Requirements: Reproduce the data exactly and drop any pictures it holds.

Data provided:
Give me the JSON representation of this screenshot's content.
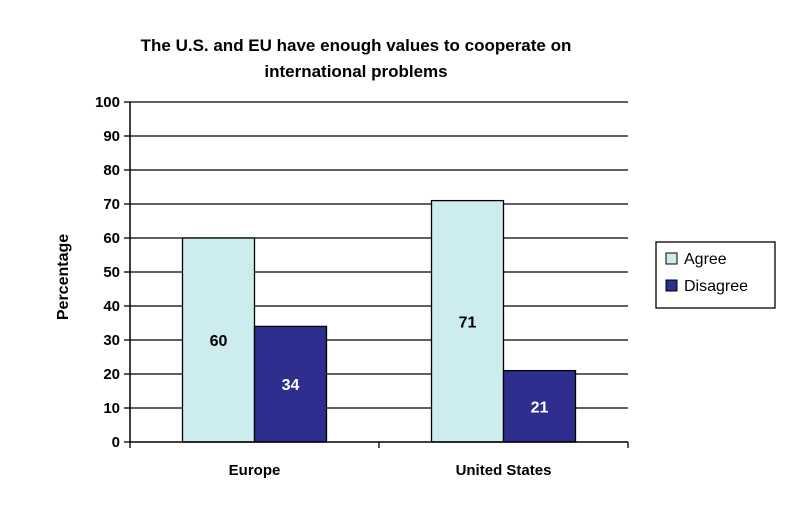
{
  "chart_data": {
    "type": "bar",
    "title_lines": [
      "The U.S. and EU have enough values to cooperate on",
      "international problems"
    ],
    "xlabel": "",
    "ylabel": "Percentage",
    "ylim": [
      0,
      100
    ],
    "yticks": [
      0,
      10,
      20,
      30,
      40,
      50,
      60,
      70,
      80,
      90,
      100
    ],
    "grid": true,
    "legend_position": "right",
    "categories": [
      "Europe",
      "United States"
    ],
    "series": [
      {
        "name": "Agree",
        "values": [
          60,
          71
        ],
        "color": "#cdecee",
        "label_color": "#000000"
      },
      {
        "name": "Disagree",
        "values": [
          34,
          21
        ],
        "color": "#2e2e8e",
        "label_color": "#ffffff"
      }
    ]
  }
}
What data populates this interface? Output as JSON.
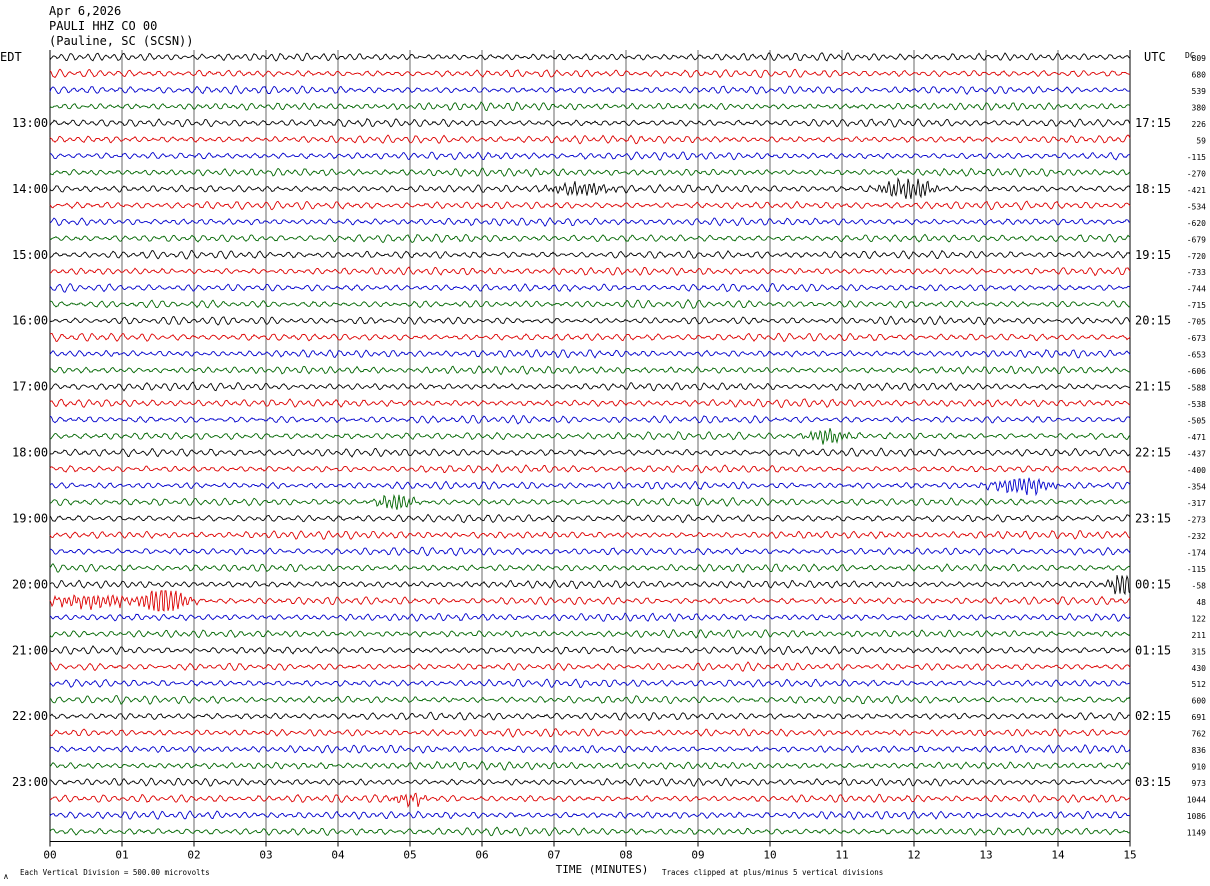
{
  "header": {
    "line1": "Apr 6,2026",
    "line2": "PAULI HHZ CO 00",
    "line3": "(Pauline, SC (SCSN))"
  },
  "left_timezone": "EDT",
  "right_timezone": "UTC",
  "dc_label": "DC",
  "footer": {
    "scale_note": "Each Vertical Division =  500.00 microvolts",
    "clip_note": "Traces clipped at plus/minus 5 vertical divisions",
    "symbol": "∧"
  },
  "colors": {
    "trace_cycle": [
      "#000000",
      "#dd0000",
      "#0000cc",
      "#006600"
    ],
    "grid": "#000000"
  },
  "chart_data": {
    "type": "line",
    "subtype": "helicorder",
    "xlabel": "TIME (MINUTES)",
    "xlim": [
      0,
      15
    ],
    "x_ticks": [
      "00",
      "01",
      "02",
      "03",
      "04",
      "05",
      "06",
      "07",
      "08",
      "09",
      "10",
      "11",
      "12",
      "13",
      "14",
      "15"
    ],
    "rows": 48,
    "row_minutes": 15,
    "left_hour_labels": [
      {
        "row": 4,
        "label": "13:00"
      },
      {
        "row": 8,
        "label": "14:00"
      },
      {
        "row": 12,
        "label": "15:00"
      },
      {
        "row": 16,
        "label": "16:00"
      },
      {
        "row": 20,
        "label": "17:00"
      },
      {
        "row": 24,
        "label": "18:00"
      },
      {
        "row": 28,
        "label": "19:00"
      },
      {
        "row": 32,
        "label": "20:00"
      },
      {
        "row": 36,
        "label": "21:00"
      },
      {
        "row": 40,
        "label": "22:00"
      },
      {
        "row": 44,
        "label": "23:00"
      }
    ],
    "right_hour_labels": [
      {
        "row": 4,
        "label": "17:15"
      },
      {
        "row": 8,
        "label": "18:15"
      },
      {
        "row": 12,
        "label": "19:15"
      },
      {
        "row": 16,
        "label": "20:15"
      },
      {
        "row": 20,
        "label": "21:15"
      },
      {
        "row": 24,
        "label": "22:15"
      },
      {
        "row": 28,
        "label": "23:15"
      },
      {
        "row": 32,
        "label": "00:15"
      },
      {
        "row": 36,
        "label": "01:15"
      },
      {
        "row": 40,
        "label": "02:15"
      },
      {
        "row": 44,
        "label": "03:15"
      }
    ],
    "dc_offsets": [
      "809",
      "680",
      "539",
      "380",
      "226",
      "59",
      "-115",
      "-270",
      "-421",
      "-534",
      "-620",
      "-679",
      "-720",
      "-733",
      "-744",
      "-715",
      "-705",
      "-673",
      "-653",
      "-606",
      "-588",
      "-538",
      "-505",
      "-471",
      "-437",
      "-400",
      "-354",
      "-317",
      "-273",
      "-232",
      "-174",
      "-115",
      "-58",
      "48",
      "122",
      "211",
      "315",
      "430",
      "512",
      "600",
      "691",
      "762",
      "836",
      "910",
      "973",
      "1044",
      "1086",
      "1149"
    ],
    "bursts": [
      {
        "row": 8,
        "minute": 11.9,
        "width_min": 0.5,
        "amp": 2.2
      },
      {
        "row": 8,
        "minute": 7.4,
        "width_min": 0.6,
        "amp": 1.3
      },
      {
        "row": 23,
        "minute": 10.8,
        "width_min": 0.4,
        "amp": 1.4
      },
      {
        "row": 26,
        "minute": 13.5,
        "width_min": 0.6,
        "amp": 1.6
      },
      {
        "row": 27,
        "minute": 4.8,
        "width_min": 0.35,
        "amp": 1.6
      },
      {
        "row": 32,
        "minute": 14.9,
        "width_min": 0.25,
        "amp": 2.4
      },
      {
        "row": 33,
        "minute": 0.6,
        "width_min": 0.9,
        "amp": 1.3
      },
      {
        "row": 33,
        "minute": 1.6,
        "width_min": 0.4,
        "amp": 3.2
      },
      {
        "row": 45,
        "minute": 5.0,
        "width_min": 0.3,
        "amp": 1.3
      }
    ]
  }
}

Expected output:
Give me the JSON representation of this screenshot's content.
{
  "chart_data": {
    "type": "bar",
    "title_lines": [
      "The U.S. and EU have enough values to cooperate on",
      "international problems"
    ],
    "xlabel": "",
    "ylabel": "Percentage",
    "ylim": [
      0,
      100
    ],
    "yticks": [
      0,
      10,
      20,
      30,
      40,
      50,
      60,
      70,
      80,
      90,
      100
    ],
    "grid": true,
    "legend_position": "right",
    "categories": [
      "Europe",
      "United States"
    ],
    "series": [
      {
        "name": "Agree",
        "values": [
          60,
          71
        ],
        "color": "#cdecee",
        "label_color": "#000000"
      },
      {
        "name": "Disagree",
        "values": [
          34,
          21
        ],
        "color": "#2e2e8e",
        "label_color": "#ffffff"
      }
    ]
  }
}
What data populates this interface? Output as JSON.
{
  "header": {
    "line1": "Apr 6,2026",
    "line2": "PAULI HHZ CO 00",
    "line3": "(Pauline, SC (SCSN))"
  },
  "left_timezone": "EDT",
  "right_timezone": "UTC",
  "dc_label": "DC",
  "footer": {
    "scale_note": "Each Vertical Division =  500.00 microvolts",
    "clip_note": "Traces clipped at plus/minus 5 vertical divisions",
    "symbol": "∧"
  },
  "colors": {
    "trace_cycle": [
      "#000000",
      "#dd0000",
      "#0000cc",
      "#006600"
    ],
    "grid": "#000000"
  },
  "chart_data": {
    "type": "line",
    "subtype": "helicorder",
    "xlabel": "TIME (MINUTES)",
    "xlim": [
      0,
      15
    ],
    "x_ticks": [
      "00",
      "01",
      "02",
      "03",
      "04",
      "05",
      "06",
      "07",
      "08",
      "09",
      "10",
      "11",
      "12",
      "13",
      "14",
      "15"
    ],
    "rows": 48,
    "row_minutes": 15,
    "left_hour_labels": [
      {
        "row": 4,
        "label": "13:00"
      },
      {
        "row": 8,
        "label": "14:00"
      },
      {
        "row": 12,
        "label": "15:00"
      },
      {
        "row": 16,
        "label": "16:00"
      },
      {
        "row": 20,
        "label": "17:00"
      },
      {
        "row": 24,
        "label": "18:00"
      },
      {
        "row": 28,
        "label": "19:00"
      },
      {
        "row": 32,
        "label": "20:00"
      },
      {
        "row": 36,
        "label": "21:00"
      },
      {
        "row": 40,
        "label": "22:00"
      },
      {
        "row": 44,
        "label": "23:00"
      }
    ],
    "right_hour_labels": [
      {
        "row": 4,
        "label": "17:15"
      },
      {
        "row": 8,
        "label": "18:15"
      },
      {
        "row": 12,
        "label": "19:15"
      },
      {
        "row": 16,
        "label": "20:15"
      },
      {
        "row": 20,
        "label": "21:15"
      },
      {
        "row": 24,
        "label": "22:15"
      },
      {
        "row": 28,
        "label": "23:15"
      },
      {
        "row": 32,
        "label": "00:15"
      },
      {
        "row": 36,
        "label": "01:15"
      },
      {
        "row": 40,
        "label": "02:15"
      },
      {
        "row": 44,
        "label": "03:15"
      }
    ],
    "dc_offsets": [
      "809",
      "680",
      "539",
      "380",
      "226",
      "59",
      "-115",
      "-270",
      "-421",
      "-534",
      "-620",
      "-679",
      "-720",
      "-733",
      "-744",
      "-715",
      "-705",
      "-673",
      "-653",
      "-606",
      "-588",
      "-538",
      "-505",
      "-471",
      "-437",
      "-400",
      "-354",
      "-317",
      "-273",
      "-232",
      "-174",
      "-115",
      "-58",
      "48",
      "122",
      "211",
      "315",
      "430",
      "512",
      "600",
      "691",
      "762",
      "836",
      "910",
      "973",
      "1044",
      "1086",
      "1149"
    ],
    "bursts": [
      {
        "row": 8,
        "minute": 11.9,
        "width_min": 0.5,
        "amp": 2.2
      },
      {
        "row": 8,
        "minute": 7.4,
        "width_min": 0.6,
        "amp": 1.3
      },
      {
        "row": 23,
        "minute": 10.8,
        "width_min": 0.4,
        "amp": 1.4
      },
      {
        "row": 26,
        "minute": 13.5,
        "width_min": 0.6,
        "amp": 1.6
      },
      {
        "row": 27,
        "minute": 4.8,
        "width_min": 0.35,
        "amp": 1.6
      },
      {
        "row": 32,
        "minute": 14.9,
        "width_min": 0.25,
        "amp": 2.4
      },
      {
        "row": 33,
        "minute": 0.6,
        "width_min": 0.9,
        "amp": 1.3
      },
      {
        "row": 33,
        "minute": 1.6,
        "width_min": 0.4,
        "amp": 3.2
      },
      {
        "row": 45,
        "minute": 5.0,
        "width_min": 0.3,
        "amp": 1.3
      }
    ]
  }
}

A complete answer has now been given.